THE TASK: Repeat all of the records verbatim.

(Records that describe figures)
────────────────────────────────────────

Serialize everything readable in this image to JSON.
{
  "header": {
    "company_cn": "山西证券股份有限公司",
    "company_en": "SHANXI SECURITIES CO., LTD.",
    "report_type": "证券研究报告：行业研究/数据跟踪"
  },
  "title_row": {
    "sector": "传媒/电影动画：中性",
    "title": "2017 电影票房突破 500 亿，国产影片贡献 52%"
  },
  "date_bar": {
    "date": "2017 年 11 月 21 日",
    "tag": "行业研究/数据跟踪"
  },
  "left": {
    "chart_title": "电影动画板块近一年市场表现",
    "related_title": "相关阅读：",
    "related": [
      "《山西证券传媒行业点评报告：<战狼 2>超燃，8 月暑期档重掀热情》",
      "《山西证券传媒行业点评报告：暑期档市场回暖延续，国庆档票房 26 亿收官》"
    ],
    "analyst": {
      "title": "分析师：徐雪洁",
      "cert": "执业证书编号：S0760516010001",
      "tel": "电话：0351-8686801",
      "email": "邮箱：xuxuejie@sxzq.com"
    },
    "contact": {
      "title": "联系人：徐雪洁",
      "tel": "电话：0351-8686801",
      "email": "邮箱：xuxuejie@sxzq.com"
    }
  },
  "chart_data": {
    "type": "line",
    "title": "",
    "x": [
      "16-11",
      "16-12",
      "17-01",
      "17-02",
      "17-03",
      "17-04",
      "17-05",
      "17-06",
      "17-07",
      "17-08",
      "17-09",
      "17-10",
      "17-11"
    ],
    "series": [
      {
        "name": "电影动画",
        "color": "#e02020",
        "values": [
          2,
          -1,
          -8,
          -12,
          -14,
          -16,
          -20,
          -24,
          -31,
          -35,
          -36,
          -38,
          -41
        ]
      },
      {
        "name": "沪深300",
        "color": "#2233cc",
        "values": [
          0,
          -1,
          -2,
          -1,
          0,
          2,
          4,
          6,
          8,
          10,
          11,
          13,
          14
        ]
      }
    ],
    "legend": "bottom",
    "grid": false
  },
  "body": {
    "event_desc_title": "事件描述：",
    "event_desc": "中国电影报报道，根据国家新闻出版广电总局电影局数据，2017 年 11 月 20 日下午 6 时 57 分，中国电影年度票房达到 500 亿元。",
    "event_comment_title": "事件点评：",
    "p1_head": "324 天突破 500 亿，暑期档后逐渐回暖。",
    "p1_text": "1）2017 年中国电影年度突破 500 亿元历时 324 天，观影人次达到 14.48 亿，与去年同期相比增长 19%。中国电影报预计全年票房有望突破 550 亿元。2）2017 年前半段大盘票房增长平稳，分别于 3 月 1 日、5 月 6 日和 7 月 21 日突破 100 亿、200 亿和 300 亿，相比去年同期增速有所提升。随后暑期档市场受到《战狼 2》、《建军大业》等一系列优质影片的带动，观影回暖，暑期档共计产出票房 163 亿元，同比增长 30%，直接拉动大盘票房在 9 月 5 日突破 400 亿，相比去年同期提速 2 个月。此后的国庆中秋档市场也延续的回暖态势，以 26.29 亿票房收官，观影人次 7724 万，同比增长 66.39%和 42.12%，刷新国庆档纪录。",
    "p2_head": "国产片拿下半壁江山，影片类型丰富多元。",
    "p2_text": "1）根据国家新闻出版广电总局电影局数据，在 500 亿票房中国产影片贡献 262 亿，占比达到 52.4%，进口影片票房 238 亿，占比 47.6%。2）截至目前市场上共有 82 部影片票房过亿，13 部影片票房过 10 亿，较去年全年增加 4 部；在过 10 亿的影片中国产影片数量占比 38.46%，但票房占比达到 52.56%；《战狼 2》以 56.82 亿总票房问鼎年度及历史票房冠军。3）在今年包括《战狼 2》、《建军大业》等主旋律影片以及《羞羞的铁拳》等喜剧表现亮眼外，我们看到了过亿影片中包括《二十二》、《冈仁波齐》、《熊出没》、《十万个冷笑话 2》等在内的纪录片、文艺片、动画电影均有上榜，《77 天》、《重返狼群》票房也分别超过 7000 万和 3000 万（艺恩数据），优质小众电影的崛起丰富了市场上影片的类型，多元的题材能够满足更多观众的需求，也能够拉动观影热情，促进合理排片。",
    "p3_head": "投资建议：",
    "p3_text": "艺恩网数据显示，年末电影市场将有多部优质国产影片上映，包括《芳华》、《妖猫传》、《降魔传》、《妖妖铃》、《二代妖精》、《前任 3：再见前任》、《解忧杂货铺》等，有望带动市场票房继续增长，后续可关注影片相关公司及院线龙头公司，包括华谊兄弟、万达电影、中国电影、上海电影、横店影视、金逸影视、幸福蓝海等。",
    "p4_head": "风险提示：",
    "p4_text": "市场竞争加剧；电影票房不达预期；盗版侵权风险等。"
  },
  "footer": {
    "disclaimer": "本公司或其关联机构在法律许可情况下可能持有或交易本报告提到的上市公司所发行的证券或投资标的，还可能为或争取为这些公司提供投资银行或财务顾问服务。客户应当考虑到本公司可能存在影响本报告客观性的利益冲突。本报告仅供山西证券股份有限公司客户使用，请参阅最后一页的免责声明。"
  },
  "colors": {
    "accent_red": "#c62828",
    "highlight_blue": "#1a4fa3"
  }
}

────────────────────────────────────────

EXERCISE OUTPUT:
Serialize everything readable in this image to JSON.
{
  "header": {
    "company_cn": "山西证券股份有限公司",
    "company_en": "SHANXI SECURITIES CO., LTD.",
    "report_type": "证券研究报告：行业研究/数据跟踪"
  },
  "title_row": {
    "sector": "传媒/电影动画：中性",
    "title": "2017 电影票房突破 500 亿，国产影片贡献 52%"
  },
  "date_bar": {
    "date": "2017 年 11 月 21 日",
    "tag": "行业研究/数据跟踪"
  },
  "left": {
    "chart_title": "电影动画板块近一年市场表现",
    "related_title": "相关阅读：",
    "related": [
      "《山西证券传媒行业点评报告：<战狼 2>超燃，8 月暑期档重掀热情》",
      "《山西证券传媒行业点评报告：暑期档市场回暖延续，国庆档票房 26 亿收官》"
    ],
    "analyst": {
      "title": "分析师：徐雪洁",
      "cert": "执业证书编号：S0760516010001",
      "tel": "电话：0351-8686801",
      "email": "邮箱：xuxuejie@sxzq.com"
    },
    "contact": {
      "title": "联系人：徐雪洁",
      "tel": "电话：0351-8686801",
      "email": "邮箱：xuxuejie@sxzq.com"
    }
  },
  "chart_data": {
    "type": "line",
    "title": "",
    "x": [
      "16-11",
      "16-12",
      "17-01",
      "17-02",
      "17-03",
      "17-04",
      "17-05",
      "17-06",
      "17-07",
      "17-08",
      "17-09",
      "17-10",
      "17-11"
    ],
    "series": [
      {
        "name": "电影动画",
        "color": "#e02020",
        "values": [
          2,
          -1,
          -8,
          -12,
          -14,
          -16,
          -20,
          -24,
          -31,
          -35,
          -36,
          -38,
          -41
        ]
      },
      {
        "name": "沪深300",
        "color": "#2233cc",
        "values": [
          0,
          -1,
          -2,
          -1,
          0,
          2,
          4,
          6,
          8,
          10,
          11,
          13,
          14
        ]
      }
    ],
    "legend": "bottom",
    "grid": false
  },
  "body": {
    "event_desc_title": "事件描述：",
    "event_desc": "中国电影报报道，根据国家新闻出版广电总局电影局数据，2017 年 11 月 20 日下午 6 时 57 分，中国电影年度票房达到 500 亿元。",
    "event_comment_title": "事件点评：",
    "p1_head": "324 天突破 500 亿，暑期档后逐渐回暖。",
    "p1_text": "1）2017 年中国电影年度突破 500 亿元历时 324 天，观影人次达到 14.48 亿，与去年同期相比增长 19%。中国电影报预计全年票房有望突破 550 亿元。2）2017 年前半段大盘票房增长平稳，分别于 3 月 1 日、5 月 6 日和 7 月 21 日突破 100 亿、200 亿和 300 亿，相比去年同期增速有所提升。随后暑期档市场受到《战狼 2》、《建军大业》等一系列优质影片的带动，观影回暖，暑期档共计产出票房 163 亿元，同比增长 30%，直接拉动大盘票房在 9 月 5 日突破 400 亿，相比去年同期提速 2 个月。此后的国庆中秋档市场也延续的回暖态势，以 26.29 亿票房收官，观影人次 7724 万，同比增长 66.39%和 42.12%，刷新国庆档纪录。",
    "p2_head": "国产片拿下半壁江山，影片类型丰富多元。",
    "p2_text": "1）根据国家新闻出版广电总局电影局数据，在 500 亿票房中国产影片贡献 262 亿，占比达到 52.4%，进口影片票房 238 亿，占比 47.6%。2）截至目前市场上共有 82 部影片票房过亿，13 部影片票房过 10 亿，较去年全年增加 4 部；在过 10 亿的影片中国产影片数量占比 38.46%，但票房占比达到 52.56%；《战狼 2》以 56.82 亿总票房问鼎年度及历史票房冠军。3）在今年包括《战狼 2》、《建军大业》等主旋律影片以及《羞羞的铁拳》等喜剧表现亮眼外，我们看到了过亿影片中包括《二十二》、《冈仁波齐》、《熊出没》、《十万个冷笑话 2》等在内的纪录片、文艺片、动画电影均有上榜，《77 天》、《重返狼群》票房也分别超过 7000 万和 3000 万（艺恩数据），优质小众电影的崛起丰富了市场上影片的类型，多元的题材能够满足更多观众的需求，也能够拉动观影热情，促进合理排片。",
    "p3_head": "投资建议：",
    "p3_text": "艺恩网数据显示，年末电影市场将有多部优质国产影片上映，包括《芳华》、《妖猫传》、《降魔传》、《妖妖铃》、《二代妖精》、《前任 3：再见前任》、《解忧杂货铺》等，有望带动市场票房继续增长，后续可关注影片相关公司及院线龙头公司，包括华谊兄弟、万达电影、中国电影、上海电影、横店影视、金逸影视、幸福蓝海等。",
    "p4_head": "风险提示：",
    "p4_text": "市场竞争加剧；电影票房不达预期；盗版侵权风险等。"
  },
  "footer": {
    "disclaimer": "本公司或其关联机构在法律许可情况下可能持有或交易本报告提到的上市公司所发行的证券或投资标的，还可能为或争取为这些公司提供投资银行或财务顾问服务。客户应当考虑到本公司可能存在影响本报告客观性的利益冲突。本报告仅供山西证券股份有限公司客户使用，请参阅最后一页的免责声明。"
  },
  "colors": {
    "accent_red": "#c62828",
    "highlight_blue": "#1a4fa3"
  }
}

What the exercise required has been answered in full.